**Exercise instructions:** Transcribe the listing below word for word.

:: Material for the task

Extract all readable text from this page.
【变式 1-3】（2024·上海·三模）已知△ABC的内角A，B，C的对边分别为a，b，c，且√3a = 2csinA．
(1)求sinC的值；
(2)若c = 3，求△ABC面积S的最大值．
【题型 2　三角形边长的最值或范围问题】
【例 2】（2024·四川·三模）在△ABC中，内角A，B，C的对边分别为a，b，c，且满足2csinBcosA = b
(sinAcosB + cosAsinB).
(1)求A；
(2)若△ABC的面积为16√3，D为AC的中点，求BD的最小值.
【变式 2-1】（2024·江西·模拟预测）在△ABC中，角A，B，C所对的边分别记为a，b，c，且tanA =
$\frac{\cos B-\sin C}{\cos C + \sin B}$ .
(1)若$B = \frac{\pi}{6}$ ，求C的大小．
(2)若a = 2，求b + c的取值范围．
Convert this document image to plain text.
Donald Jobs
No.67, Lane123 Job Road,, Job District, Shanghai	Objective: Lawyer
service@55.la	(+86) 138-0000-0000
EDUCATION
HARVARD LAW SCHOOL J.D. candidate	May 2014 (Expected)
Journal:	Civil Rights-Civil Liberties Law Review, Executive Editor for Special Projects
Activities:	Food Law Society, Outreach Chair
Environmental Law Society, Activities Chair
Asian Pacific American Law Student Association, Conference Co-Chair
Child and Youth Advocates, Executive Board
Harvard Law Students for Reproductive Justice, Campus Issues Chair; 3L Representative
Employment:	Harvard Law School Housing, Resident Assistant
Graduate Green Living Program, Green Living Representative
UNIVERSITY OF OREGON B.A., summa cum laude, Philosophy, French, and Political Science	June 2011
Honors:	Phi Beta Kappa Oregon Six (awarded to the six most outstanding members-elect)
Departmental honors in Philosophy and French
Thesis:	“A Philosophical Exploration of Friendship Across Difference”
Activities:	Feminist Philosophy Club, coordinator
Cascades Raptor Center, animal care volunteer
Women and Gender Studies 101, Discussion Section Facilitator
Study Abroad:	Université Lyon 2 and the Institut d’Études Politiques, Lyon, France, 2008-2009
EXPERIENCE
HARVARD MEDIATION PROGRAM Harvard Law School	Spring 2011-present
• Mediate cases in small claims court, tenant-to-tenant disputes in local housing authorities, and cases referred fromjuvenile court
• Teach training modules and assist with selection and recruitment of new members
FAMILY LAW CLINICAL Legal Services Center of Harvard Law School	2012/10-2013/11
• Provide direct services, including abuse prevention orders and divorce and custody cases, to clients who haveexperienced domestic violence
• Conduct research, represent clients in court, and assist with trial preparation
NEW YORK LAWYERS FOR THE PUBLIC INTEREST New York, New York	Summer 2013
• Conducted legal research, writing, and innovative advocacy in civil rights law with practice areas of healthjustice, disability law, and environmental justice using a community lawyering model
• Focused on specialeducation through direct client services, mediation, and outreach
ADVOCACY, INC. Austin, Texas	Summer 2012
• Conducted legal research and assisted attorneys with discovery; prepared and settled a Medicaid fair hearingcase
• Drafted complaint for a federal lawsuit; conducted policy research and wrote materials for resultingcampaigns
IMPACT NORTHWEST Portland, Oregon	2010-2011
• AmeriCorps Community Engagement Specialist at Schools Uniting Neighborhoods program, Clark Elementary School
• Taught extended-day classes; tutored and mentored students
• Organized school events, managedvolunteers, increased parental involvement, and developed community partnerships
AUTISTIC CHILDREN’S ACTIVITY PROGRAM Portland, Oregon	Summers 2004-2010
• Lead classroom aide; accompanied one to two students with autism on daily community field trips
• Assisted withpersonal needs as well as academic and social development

::::

**Task result:**
Extract all readable text from this page.
【变式 1-3】（2024·上海·三模）已知△ABC的内角A，B，C的对边分别为a，b，c，且√3a = 2csinA．
(1)求sinC的值；
(2)若c = 3，求△ABC面积S的最大值．
【题型 2　三角形边长的最值或范围问题】
【例 2】（2024·四川·三模）在△ABC中，内角A，B，C的对边分别为a，b，c，且满足2csinBcosA = b
(sinAcosB + cosAsinB).
(1)求A；
(2)若△ABC的面积为16√3，D为AC的中点，求BD的最小值.
【变式 2-1】（2024·江西·模拟预测）在△ABC中，角A，B，C所对的边分别记为a，b，c，且tanA =
$\frac{\cos B-\sin C}{\cos C + \sin B}$ .
(1)若$B = \frac{\pi}{6}$ ，求C的大小．
(2)若a = 2，求b + c的取值范围．
Convert this document image to plain text.
Donald Jobs
No.67, Lane123 Job Road,, Job District, Shanghai	Objective: Lawyer
service@55.la	(+86) 138-0000-0000
EDUCATION
HARVARD LAW SCHOOL J.D. candidate	May 2014 (Expected)
Journal:	Civil Rights-Civil Liberties Law Review, Executive Editor for Special Projects
Activities:	Food Law Society, Outreach Chair
Environmental Law Society, Activities Chair
Asian Pacific American Law Student Association, Conference Co-Chair
Child and Youth Advocates, Executive Board
Harvard Law Students for Reproductive Justice, Campus Issues Chair; 3L Representative
Employment:	Harvard Law School Housing, Resident Assistant
Graduate Green Living Program, Green Living Representative
UNIVERSITY OF OREGON B.A., summa cum laude, Philosophy, French, and Political Science	June 2011
Honors:	Phi Beta Kappa Oregon Six (awarded to the six most outstanding members-elect)
Departmental honors in Philosophy and French
Thesis:	“A Philosophical Exploration of Friendship Across Difference”
Activities:	Feminist Philosophy Club, coordinator
Cascades Raptor Center, animal care volunteer
Women and Gender Studies 101, Discussion Section Facilitator
Study Abroad:	Université Lyon 2 and the Institut d’Études Politiques, Lyon, France, 2008-2009
EXPERIENCE
HARVARD MEDIATION PROGRAM Harvard Law School	Spring 2011-present
• Mediate cases in small claims court, tenant-to-tenant disputes in local housing authorities, and cases referred fromjuvenile court
• Teach training modules and assist with selection and recruitment of new members
FAMILY LAW CLINICAL Legal Services Center of Harvard Law School	2012/10-2013/11
• Provide direct services, including abuse prevention orders and divorce and custody cases, to clients who haveexperienced domestic violence
• Conduct research, represent clients in court, and assist with trial preparation
NEW YORK LAWYERS FOR THE PUBLIC INTEREST New York, New York	Summer 2013
• Conducted legal research, writing, and innovative advocacy in civil rights law with practice areas of healthjustice, disability law, and environmental justice using a community lawyering model
• Focused on specialeducation through direct client services, mediation, and outreach
ADVOCACY, INC. Austin, Texas	Summer 2012
• Conducted legal research and assisted attorneys with discovery; prepared and settled a Medicaid fair hearingcase
• Drafted complaint for a federal lawsuit; conducted policy research and wrote materials for resultingcampaigns
IMPACT NORTHWEST Portland, Oregon	2010-2011
• AmeriCorps Community Engagement Specialist at Schools Uniting Neighborhoods program, Clark Elementary School
• Taught extended-day classes; tutored and mentored students
• Organized school events, managedvolunteers, increased parental involvement, and developed community partnerships
AUTISTIC CHILDREN’S ACTIVITY PROGRAM Portland, Oregon	Summers 2004-2010
• Lead classroom aide; accompanied one to two students with autism on daily community field trips
• Assisted withpersonal needs as well as academic and social development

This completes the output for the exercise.